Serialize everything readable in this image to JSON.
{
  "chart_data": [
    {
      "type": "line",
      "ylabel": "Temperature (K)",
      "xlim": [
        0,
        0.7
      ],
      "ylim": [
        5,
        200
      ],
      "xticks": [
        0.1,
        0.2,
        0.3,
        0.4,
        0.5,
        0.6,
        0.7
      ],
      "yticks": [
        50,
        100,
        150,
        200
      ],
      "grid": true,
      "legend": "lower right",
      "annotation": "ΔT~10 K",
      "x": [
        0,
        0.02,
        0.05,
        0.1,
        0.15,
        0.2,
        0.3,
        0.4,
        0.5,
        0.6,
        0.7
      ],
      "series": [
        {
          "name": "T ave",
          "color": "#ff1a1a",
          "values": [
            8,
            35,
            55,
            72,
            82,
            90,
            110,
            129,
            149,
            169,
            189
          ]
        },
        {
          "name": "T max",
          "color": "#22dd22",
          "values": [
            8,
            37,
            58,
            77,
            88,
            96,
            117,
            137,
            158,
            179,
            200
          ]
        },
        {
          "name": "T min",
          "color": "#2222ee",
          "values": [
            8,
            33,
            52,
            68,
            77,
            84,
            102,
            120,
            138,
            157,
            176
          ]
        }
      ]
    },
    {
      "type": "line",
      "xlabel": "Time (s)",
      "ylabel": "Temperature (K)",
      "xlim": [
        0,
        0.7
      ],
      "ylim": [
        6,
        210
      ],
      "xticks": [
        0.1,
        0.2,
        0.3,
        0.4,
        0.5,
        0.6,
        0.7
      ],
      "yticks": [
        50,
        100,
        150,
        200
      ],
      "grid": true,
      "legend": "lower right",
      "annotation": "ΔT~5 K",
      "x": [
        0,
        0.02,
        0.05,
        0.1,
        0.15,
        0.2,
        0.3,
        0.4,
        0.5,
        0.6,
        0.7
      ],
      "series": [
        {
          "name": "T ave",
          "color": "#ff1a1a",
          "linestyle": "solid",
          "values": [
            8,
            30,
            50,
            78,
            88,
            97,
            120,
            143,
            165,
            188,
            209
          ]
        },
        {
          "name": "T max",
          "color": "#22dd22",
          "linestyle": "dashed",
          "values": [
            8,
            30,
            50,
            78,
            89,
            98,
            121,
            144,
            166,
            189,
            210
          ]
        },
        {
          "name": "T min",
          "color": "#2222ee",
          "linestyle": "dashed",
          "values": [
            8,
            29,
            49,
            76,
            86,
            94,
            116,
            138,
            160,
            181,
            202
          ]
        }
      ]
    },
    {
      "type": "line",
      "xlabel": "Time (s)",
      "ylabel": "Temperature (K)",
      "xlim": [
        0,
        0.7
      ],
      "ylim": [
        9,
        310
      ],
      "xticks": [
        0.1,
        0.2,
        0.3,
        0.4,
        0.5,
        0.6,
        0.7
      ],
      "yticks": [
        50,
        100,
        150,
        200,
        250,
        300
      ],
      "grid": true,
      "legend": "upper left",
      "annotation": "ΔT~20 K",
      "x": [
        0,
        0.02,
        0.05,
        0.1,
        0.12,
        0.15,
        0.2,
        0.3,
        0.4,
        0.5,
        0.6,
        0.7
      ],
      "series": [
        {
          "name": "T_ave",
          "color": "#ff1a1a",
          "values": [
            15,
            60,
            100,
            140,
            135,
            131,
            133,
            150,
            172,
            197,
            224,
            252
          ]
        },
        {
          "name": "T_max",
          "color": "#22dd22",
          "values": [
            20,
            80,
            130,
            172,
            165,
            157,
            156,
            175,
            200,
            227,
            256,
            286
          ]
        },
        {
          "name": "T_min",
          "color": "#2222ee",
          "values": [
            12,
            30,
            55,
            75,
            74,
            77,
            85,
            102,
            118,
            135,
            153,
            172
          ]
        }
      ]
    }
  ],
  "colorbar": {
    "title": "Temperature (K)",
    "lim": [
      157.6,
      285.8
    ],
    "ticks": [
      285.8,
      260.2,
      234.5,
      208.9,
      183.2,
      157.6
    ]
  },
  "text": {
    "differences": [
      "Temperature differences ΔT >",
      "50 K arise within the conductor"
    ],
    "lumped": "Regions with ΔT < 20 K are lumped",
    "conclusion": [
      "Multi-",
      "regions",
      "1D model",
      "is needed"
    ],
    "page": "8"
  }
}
::::
* JOB: Output the entries exactly.

* ANSWER IN FULL:
Serialize everything readable in this image to JSON.
{
  "chart_data": [
    {
      "type": "line",
      "ylabel": "Temperature (K)",
      "xlim": [
        0,
        0.7
      ],
      "ylim": [
        5,
        200
      ],
      "xticks": [
        0.1,
        0.2,
        0.3,
        0.4,
        0.5,
        0.6,
        0.7
      ],
      "yticks": [
        50,
        100,
        150,
        200
      ],
      "grid": true,
      "legend": "lower right",
      "annotation": "ΔT~10 K",
      "x": [
        0,
        0.02,
        0.05,
        0.1,
        0.15,
        0.2,
        0.3,
        0.4,
        0.5,
        0.6,
        0.7
      ],
      "series": [
        {
          "name": "T ave",
          "color": "#ff1a1a",
          "values": [
            8,
            35,
            55,
            72,
            82,
            90,
            110,
            129,
            149,
            169,
            189
          ]
        },
        {
          "name": "T max",
          "color": "#22dd22",
          "values": [
            8,
            37,
            58,
            77,
            88,
            96,
            117,
            137,
            158,
            179,
            200
          ]
        },
        {
          "name": "T min",
          "color": "#2222ee",
          "values": [
            8,
            33,
            52,
            68,
            77,
            84,
            102,
            120,
            138,
            157,
            176
          ]
        }
      ]
    },
    {
      "type": "line",
      "xlabel": "Time (s)",
      "ylabel": "Temperature (K)",
      "xlim": [
        0,
        0.7
      ],
      "ylim": [
        6,
        210
      ],
      "xticks": [
        0.1,
        0.2,
        0.3,
        0.4,
        0.5,
        0.6,
        0.7
      ],
      "yticks": [
        50,
        100,
        150,
        200
      ],
      "grid": true,
      "legend": "lower right",
      "annotation": "ΔT~5 K",
      "x": [
        0,
        0.02,
        0.05,
        0.1,
        0.15,
        0.2,
        0.3,
        0.4,
        0.5,
        0.6,
        0.7
      ],
      "series": [
        {
          "name": "T ave",
          "color": "#ff1a1a",
          "linestyle": "solid",
          "values": [
            8,
            30,
            50,
            78,
            88,
            97,
            120,
            143,
            165,
            188,
            209
          ]
        },
        {
          "name": "T max",
          "color": "#22dd22",
          "linestyle": "dashed",
          "values": [
            8,
            30,
            50,
            78,
            89,
            98,
            121,
            144,
            166,
            189,
            210
          ]
        },
        {
          "name": "T min",
          "color": "#2222ee",
          "linestyle": "dashed",
          "values": [
            8,
            29,
            49,
            76,
            86,
            94,
            116,
            138,
            160,
            181,
            202
          ]
        }
      ]
    },
    {
      "type": "line",
      "xlabel": "Time (s)",
      "ylabel": "Temperature (K)",
      "xlim": [
        0,
        0.7
      ],
      "ylim": [
        9,
        310
      ],
      "xticks": [
        0.1,
        0.2,
        0.3,
        0.4,
        0.5,
        0.6,
        0.7
      ],
      "yticks": [
        50,
        100,
        150,
        200,
        250,
        300
      ],
      "grid": true,
      "legend": "upper left",
      "annotation": "ΔT~20 K",
      "x": [
        0,
        0.02,
        0.05,
        0.1,
        0.12,
        0.15,
        0.2,
        0.3,
        0.4,
        0.5,
        0.6,
        0.7
      ],
      "series": [
        {
          "name": "T_ave",
          "color": "#ff1a1a",
          "values": [
            15,
            60,
            100,
            140,
            135,
            131,
            133,
            150,
            172,
            197,
            224,
            252
          ]
        },
        {
          "name": "T_max",
          "color": "#22dd22",
          "values": [
            20,
            80,
            130,
            172,
            165,
            157,
            156,
            175,
            200,
            227,
            256,
            286
          ]
        },
        {
          "name": "T_min",
          "color": "#2222ee",
          "values": [
            12,
            30,
            55,
            75,
            74,
            77,
            85,
            102,
            118,
            135,
            153,
            172
          ]
        }
      ]
    }
  ],
  "colorbar": {
    "title": "Temperature (K)",
    "lim": [
      157.6,
      285.8
    ],
    "ticks": [
      285.8,
      260.2,
      234.5,
      208.9,
      183.2,
      157.6
    ]
  },
  "text": {
    "differences": [
      "Temperature differences ΔT >",
      "50 K arise within the conductor"
    ],
    "lumped": "Regions with ΔT < 20 K are lumped",
    "conclusion": [
      "Multi-",
      "regions",
      "1D model",
      "is needed"
    ],
    "page": "8"
  }
}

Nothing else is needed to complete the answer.